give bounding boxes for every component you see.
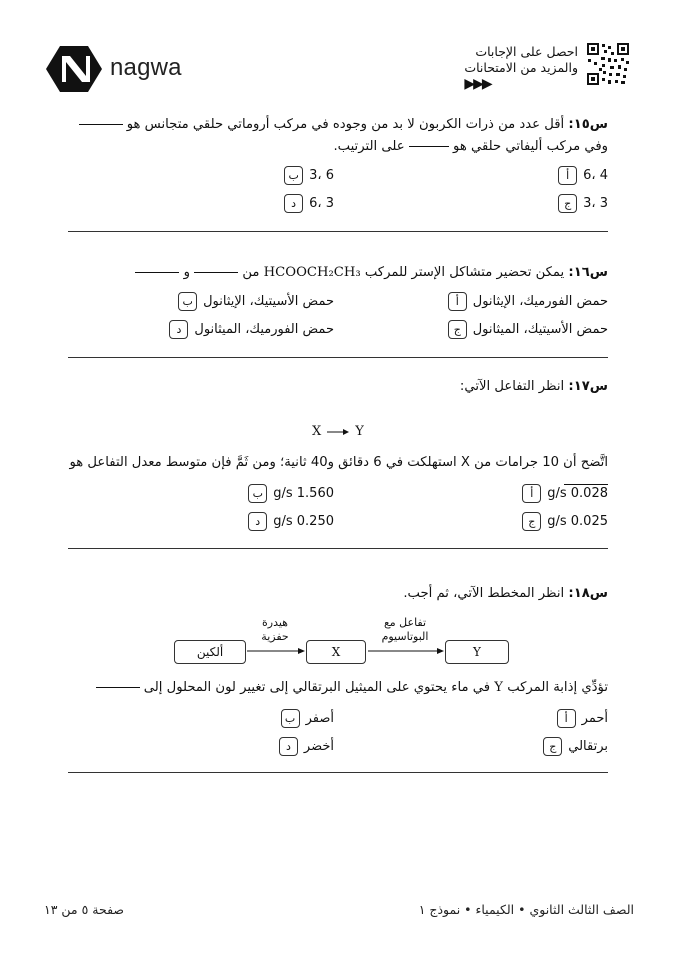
q16-text-3: و <box>183 265 190 280</box>
divider <box>68 772 608 773</box>
option-text: أحمر <box>581 711 608 726</box>
option-text: حمض الأسيتيك، الميثانول <box>472 322 608 337</box>
option-text: 3 ،6 <box>309 196 334 211</box>
q17-text-2: اتَّضح أن 10 جرامات من X استهلكت في 6 دقائق و40 ثانية؛ ومن ثَمَّ فإن متوسط معدل التفاعل هو <box>69 455 608 470</box>
q16-option-d[interactable] <box>169 320 334 339</box>
promo-line-2: والمزيد من الامتحانات <box>464 60 578 75</box>
q18-text-2-post: في ماء يحتوي على الميثيل البرتقالي إلى تغيير لون المحلول إلى <box>143 680 491 695</box>
option-letter-box: ج <box>543 737 562 756</box>
option-letter-box: ج <box>558 194 577 213</box>
option-text: 1.560 g/s <box>273 486 334 501</box>
question-17-text <box>68 376 608 398</box>
q16-blank-2 <box>135 272 179 273</box>
q15-option-a[interactable] <box>558 166 608 185</box>
q18-option-b[interactable] <box>281 709 334 728</box>
brand-name: nagwa <box>110 54 182 81</box>
q15-text-3: أليفاتي حلقي هو <box>453 139 543 154</box>
option-letter-box: د <box>248 512 267 531</box>
option-text: حمض الفورميك، الميثانول <box>194 322 334 337</box>
q17-option-a[interactable] <box>522 484 608 503</box>
q16-option-a[interactable] <box>448 292 608 311</box>
q18-text-2-pre: تؤدِّي إذابة المركب <box>507 680 608 695</box>
q16-text-1: يمكن تحضير متشاكل الإستر للمركب <box>364 265 565 280</box>
q15-text-4: على الترتيب. <box>333 139 405 154</box>
scheme-arrow-2-label <box>366 616 444 644</box>
reaction-arrow-icon <box>327 427 349 437</box>
option-letter-box: ب <box>178 292 197 311</box>
arrow-1-label-line-2: حفزية <box>261 630 289 643</box>
question-18-text <box>68 583 608 605</box>
question-17-number: س١٧: <box>568 379 608 394</box>
q17-option-c[interactable] <box>522 512 608 531</box>
q15-blank-2 <box>409 146 449 147</box>
arrow-1-label-line-1: هيدرة <box>262 616 288 629</box>
question-15-text <box>68 114 608 158</box>
option-letter-box: أ <box>522 484 541 503</box>
q18-option-d[interactable] <box>279 737 334 756</box>
q15-blank-1 <box>79 124 123 125</box>
divider <box>68 357 608 358</box>
scheme-arrow-1-label <box>245 616 305 644</box>
question-16-number: س١٦: <box>568 265 608 280</box>
reaction-equation <box>312 424 364 439</box>
reaction-reactant: X <box>312 424 322 439</box>
scheme-arrow-2-icon <box>366 646 444 656</box>
q18-text-1: انظر المخطط الآتي، ثم أجب. <box>403 586 565 601</box>
option-letter-box: أ <box>557 709 576 728</box>
reaction-product: Y <box>355 424 364 439</box>
q16-blank-1 <box>194 272 238 273</box>
scheme-box-alkene: ألكين <box>174 640 246 664</box>
arrow-2-label-line-1: تفاعل مع <box>383 616 427 629</box>
option-letter-box: ب <box>281 709 300 728</box>
option-text: أخضر <box>303 739 334 754</box>
q16-formula: HCOOCH₂CH₃ <box>263 265 361 280</box>
arrows-icon: ▶▶▶ <box>464 76 491 92</box>
option-letter-box: ج <box>448 320 467 339</box>
q18-option-c[interactable] <box>543 737 608 756</box>
option-text: 0.028 g/s <box>547 486 608 501</box>
q18-blank <box>96 687 140 688</box>
scheme-box-x: X <box>306 640 366 664</box>
q16-text-2: من <box>242 265 260 280</box>
q15-text-2: وفي مركب <box>546 139 608 154</box>
q16-option-c[interactable] <box>448 320 608 339</box>
scheme-arrow-1-icon <box>245 646 305 656</box>
nagwa-logo-icon <box>46 44 102 94</box>
divider <box>68 548 608 549</box>
option-letter-box: أ <box>558 166 577 185</box>
scheme-box-y: Y <box>445 640 509 664</box>
q17-text-1: انظر التفاعل الآتي: <box>459 379 565 394</box>
q18-compound-y: Y <box>494 680 503 695</box>
option-text: 4 ،6 <box>583 168 608 183</box>
promo-line-1: احصل على الإجابات <box>475 44 578 59</box>
arrow-2-label-line-2: البوتاسيوم <box>381 630 429 643</box>
option-letter-box: ج <box>522 512 541 531</box>
option-text: 3 ،3 <box>583 196 608 211</box>
q15-option-d[interactable] <box>284 194 334 213</box>
option-text: برتقالي <box>568 739 608 754</box>
option-letter-box: د <box>169 320 188 339</box>
q17-option-d[interactable] <box>248 512 334 531</box>
qr-code-icon[interactable] <box>586 42 630 86</box>
q18-option-a[interactable] <box>557 709 608 728</box>
q17-option-b[interactable] <box>248 484 334 503</box>
divider <box>68 231 608 232</box>
page-number: صفحة ٥ من ١٣ <box>44 902 125 917</box>
option-text: حمض الأسيتيك، الإيثانول <box>203 294 334 309</box>
option-letter-box: ب <box>248 484 267 503</box>
question-16-text <box>68 262 608 284</box>
option-text: 0.025 g/s <box>547 514 608 529</box>
promo-text[interactable] <box>464 44 578 92</box>
footer-course-info: الصف الثالث الثانوي • الكيمياء • نموذج ١ <box>418 902 634 917</box>
question-18-number: س١٨: <box>568 586 608 601</box>
q18-statement <box>68 677 608 699</box>
question-15-number: س١٥: <box>568 117 608 132</box>
q15-option-b[interactable] <box>284 166 334 185</box>
option-letter-box: د <box>279 737 298 756</box>
option-letter-box: د <box>284 194 303 213</box>
q16-option-b[interactable] <box>178 292 334 311</box>
q15-text-1: أقل عدد من ذرات الكربون لا بد من وجوده في مركب أروماتي حلقي متجانس هو <box>126 117 565 132</box>
option-text: 6 ،3 <box>309 168 334 183</box>
option-letter-box: أ <box>448 292 467 311</box>
option-text: حمض الفورميك، الإيثانول <box>472 294 608 309</box>
option-letter-box: ب <box>284 166 303 185</box>
option-text: أصفر <box>305 711 334 726</box>
q15-option-c[interactable] <box>558 194 608 213</box>
option-text: 0.250 g/s <box>273 514 334 529</box>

AIM OF THE TASK:
Please extract every line of the data above word for word, leaving the pictures out of your answer.

ANSWER BELOW:
give bounding boxes for every component you see.
q16-text-3: و <box>183 265 190 280</box>
divider <box>68 772 608 773</box>
option-text: أحمر <box>581 711 608 726</box>
option-text: حمض الأسيتيك، الميثانول <box>472 322 608 337</box>
option-text: 3 ،6 <box>309 196 334 211</box>
q17-text-2: اتَّضح أن 10 جرامات من X استهلكت في 6 دقائق و40 ثانية؛ ومن ثَمَّ فإن متوسط معدل التفاعل هو <box>69 455 608 470</box>
q16-option-d[interactable] <box>169 320 334 339</box>
promo-line-2: والمزيد من الامتحانات <box>464 60 578 75</box>
q18-text-2-post: في ماء يحتوي على الميثيل البرتقالي إلى تغيير لون المحلول إلى <box>143 680 491 695</box>
option-letter-box: ج <box>543 737 562 756</box>
option-letter-box: ج <box>558 194 577 213</box>
option-text: 1.560 g/s <box>273 486 334 501</box>
question-17-text <box>68 376 608 398</box>
q16-blank-2 <box>135 272 179 273</box>
q15-option-a[interactable] <box>558 166 608 185</box>
q18-option-b[interactable] <box>281 709 334 728</box>
brand-name: nagwa <box>110 54 182 81</box>
q15-text-3: أليفاتي حلقي هو <box>453 139 543 154</box>
option-letter-box: د <box>248 512 267 531</box>
option-text: حمض الفورميك، الميثانول <box>194 322 334 337</box>
q17-option-a[interactable] <box>522 484 608 503</box>
q16-option-a[interactable] <box>448 292 608 311</box>
q18-text-2-pre: تؤدِّي إذابة المركب <box>507 680 608 695</box>
q16-text-1: يمكن تحضير متشاكل الإستر للمركب <box>364 265 565 280</box>
q15-text-4: على الترتيب. <box>333 139 405 154</box>
scheme-arrow-2-label <box>366 616 444 644</box>
reaction-arrow-icon <box>327 427 349 437</box>
option-letter-box: ب <box>178 292 197 311</box>
arrow-1-label-line-2: حفزية <box>261 630 289 643</box>
question-18-text <box>68 583 608 605</box>
question-17-number: س١٧: <box>568 379 608 394</box>
q17-option-c[interactable] <box>522 512 608 531</box>
q15-blank-2 <box>409 146 449 147</box>
arrow-1-label-line-1: هيدرة <box>262 616 288 629</box>
question-15-text <box>68 114 608 158</box>
option-letter-box: أ <box>522 484 541 503</box>
q18-option-d[interactable] <box>279 737 334 756</box>
q15-blank-1 <box>79 124 123 125</box>
divider <box>68 357 608 358</box>
scheme-arrow-1-label <box>245 616 305 644</box>
question-16-number: س١٦: <box>568 265 608 280</box>
reaction-equation <box>312 424 364 439</box>
reaction-reactant: X <box>312 424 322 439</box>
scheme-arrow-2-icon <box>366 646 444 656</box>
q18-text-1: انظر المخطط الآتي، ثم أجب. <box>403 586 565 601</box>
option-letter-box: أ <box>557 709 576 728</box>
reaction-product: Y <box>355 424 364 439</box>
q16-blank-1 <box>194 272 238 273</box>
scheme-box-alkene: ألكين <box>174 640 246 664</box>
arrow-2-label-line-1: تفاعل مع <box>383 616 427 629</box>
option-letter-box: ب <box>281 709 300 728</box>
option-text: أخضر <box>303 739 334 754</box>
q16-formula: HCOOCH₂CH₃ <box>263 265 361 280</box>
arrows-icon: ▶▶▶ <box>464 76 491 92</box>
option-letter-box: ج <box>448 320 467 339</box>
q18-option-c[interactable] <box>543 737 608 756</box>
option-text: 0.028 g/s <box>547 486 608 501</box>
q18-blank <box>96 687 140 688</box>
scheme-box-x: X <box>306 640 366 664</box>
q16-text-2: من <box>242 265 260 280</box>
q15-text-2: وفي مركب <box>546 139 608 154</box>
q16-option-c[interactable] <box>448 320 608 339</box>
scheme-arrow-1-icon <box>245 646 305 656</box>
nagwa-logo-icon <box>46 44 102 94</box>
divider <box>68 548 608 549</box>
option-letter-box: أ <box>558 166 577 185</box>
scheme-box-y: Y <box>445 640 509 664</box>
q17-text-1: انظر التفاعل الآتي: <box>459 379 565 394</box>
q18-compound-y: Y <box>494 680 503 695</box>
option-text: 4 ،6 <box>583 168 608 183</box>
promo-line-1: احصل على الإجابات <box>475 44 578 59</box>
arrow-2-label-line-2: البوتاسيوم <box>381 630 429 643</box>
option-letter-box: ج <box>522 512 541 531</box>
option-text: 3 ،3 <box>583 196 608 211</box>
q15-option-d[interactable] <box>284 194 334 213</box>
option-text: برتقالي <box>568 739 608 754</box>
option-letter-box: د <box>169 320 188 339</box>
q17-option-d[interactable] <box>248 512 334 531</box>
qr-code-icon[interactable] <box>586 42 630 86</box>
q18-option-a[interactable] <box>557 709 608 728</box>
q17-option-b[interactable] <box>248 484 334 503</box>
divider <box>68 231 608 232</box>
page-number: صفحة ٥ من ١٣ <box>44 902 125 917</box>
option-text: حمض الأسيتيك، الإيثانول <box>203 294 334 309</box>
option-letter-box: ب <box>248 484 267 503</box>
question-16-text <box>68 262 608 284</box>
option-text: 0.025 g/s <box>547 514 608 529</box>
promo-text[interactable] <box>464 44 578 92</box>
footer-course-info: الصف الثالث الثانوي • الكيمياء • نموذج ١ <box>418 902 634 917</box>
question-18-number: س١٨: <box>568 586 608 601</box>
q18-statement <box>68 677 608 699</box>
question-15-number: س١٥: <box>568 117 608 132</box>
q15-option-b[interactable] <box>284 166 334 185</box>
option-letter-box: د <box>279 737 298 756</box>
option-letter-box: د <box>284 194 303 213</box>
q16-option-b[interactable] <box>178 292 334 311</box>
q15-text-1: أقل عدد من ذرات الكربون لا بد من وجوده في مركب أروماتي حلقي متجانس هو <box>126 117 565 132</box>
option-text: 6 ،3 <box>309 168 334 183</box>
option-letter-box: أ <box>448 292 467 311</box>
option-text: حمض الفورميك، الإيثانول <box>472 294 608 309</box>
option-letter-box: ب <box>284 166 303 185</box>
option-text: أصفر <box>305 711 334 726</box>
q15-option-c[interactable] <box>558 194 608 213</box>
option-text: 0.250 g/s <box>273 514 334 529</box>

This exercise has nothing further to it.